Directive 1: Recast the entries as a Markdown table with the columns Row and Entry line, starting with the first line of the entries and going on through the line containing "bar: [226, 92, 252, 122]", both included. Number each row and leave out blank lines.

If you wish to copy their success, here is how the method works:

Step 1: Recruit Observers

Finding the right people to observe customers can be tricky. The observer’s job will be to track a customer from the moment they walk in, and follow them through the store as they shop until they exit the store.

This observer needs to be someone who will not alarm shoppers, nor call attention to themselves. As Harvey noted in her diary, employees also make poor choices. After all, they should all be serving customers. And they are too well known to regular customers to be inconspicuous.

Harvey hit on ideal observers by recruiting ladies from a local gardening club. First, the two volunteers she recruited were older, and so would not worry most shoppers even if they noticed she was following them. Second, the women did not have a vested interest in the outcome. A bonus for Harvey was that the two she selected had an attention for detail.

Step 2: Decide What To Observe

The data you can collect simply from observing customers is vast.

Data to use:
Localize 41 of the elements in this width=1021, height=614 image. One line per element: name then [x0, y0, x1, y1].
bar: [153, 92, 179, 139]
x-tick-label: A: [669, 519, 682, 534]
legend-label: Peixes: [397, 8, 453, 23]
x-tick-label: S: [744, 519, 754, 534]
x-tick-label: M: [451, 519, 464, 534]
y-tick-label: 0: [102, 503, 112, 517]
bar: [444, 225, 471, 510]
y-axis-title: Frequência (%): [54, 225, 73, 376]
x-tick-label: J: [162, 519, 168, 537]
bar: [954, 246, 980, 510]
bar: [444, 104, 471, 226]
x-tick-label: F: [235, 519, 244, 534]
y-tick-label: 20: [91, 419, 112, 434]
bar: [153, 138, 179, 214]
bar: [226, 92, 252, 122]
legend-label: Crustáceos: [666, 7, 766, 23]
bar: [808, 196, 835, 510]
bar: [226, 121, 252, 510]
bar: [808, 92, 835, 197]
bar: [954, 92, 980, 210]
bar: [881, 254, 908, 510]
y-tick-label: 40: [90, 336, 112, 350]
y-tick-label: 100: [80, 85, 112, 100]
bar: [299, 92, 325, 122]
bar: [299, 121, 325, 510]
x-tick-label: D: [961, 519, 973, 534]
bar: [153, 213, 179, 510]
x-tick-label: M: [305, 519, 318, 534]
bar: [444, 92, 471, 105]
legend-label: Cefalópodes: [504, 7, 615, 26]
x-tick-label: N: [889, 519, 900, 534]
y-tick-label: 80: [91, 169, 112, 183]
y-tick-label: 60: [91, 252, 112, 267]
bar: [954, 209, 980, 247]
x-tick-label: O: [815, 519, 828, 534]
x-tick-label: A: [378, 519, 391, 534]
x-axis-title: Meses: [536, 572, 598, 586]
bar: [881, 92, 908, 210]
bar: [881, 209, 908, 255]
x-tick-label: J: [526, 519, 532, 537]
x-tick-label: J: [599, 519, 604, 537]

Directive 2: From the text on observing shoppers, print word for word the passage starting with "Harvey hit on" and going on through "customers is vast.".

Response 1:
| Row | Entry line |
|---|---|
| 1 | Localize 41 of the elements in this width=1021, height=614 image. One line per element: name then [x0, y0, x1, y1]. |
| 2 | bar: [153, 92, 179, 139] |
| 3 | x-tick-label: A: [669, 519, 682, 534] |
| 4 | legend-label: Peixes: [397, 8, 453, 23] |
| 5 | x-tick-label: S: [744, 519, 754, 534] |
| 6 | x-tick-label: M: [451, 519, 464, 534] |
| 7 | y-tick-label: 0: [102, 503, 112, 517] |
| 8 | bar: [444, 225, 471, 510] |
| 9 | y-axis-title: Frequência (%): [54, 225, 73, 376] |
| 10 | x-tick-label: J: [162, 519, 168, 537] |
| 11 | bar: [954, 246, 980, 510] |
| 12 | bar: [444, 104, 471, 226] |
| 13 | x-tick-label: F: [235, 519, 244, 534] |
| 14 | y-tick-label: 20: [91, 419, 112, 434] |
| 15 | bar: [153, 138, 179, 214] |
| 16 | bar: [226, 92, 252, 122] |

Response 2:
Harvey hit on ideal observers by recruiting ladies from a local gardening club. First, the two volunteers she recruited were older, and so would not worry most shoppers even if they noticed she was following them. Second, the women did not have a vested interest in the outcome. A bonus for Harvey was that the two she selected had an attention for detail.

Step 2: Decide What To Observe

The data you can collect simply from observing customers is vast.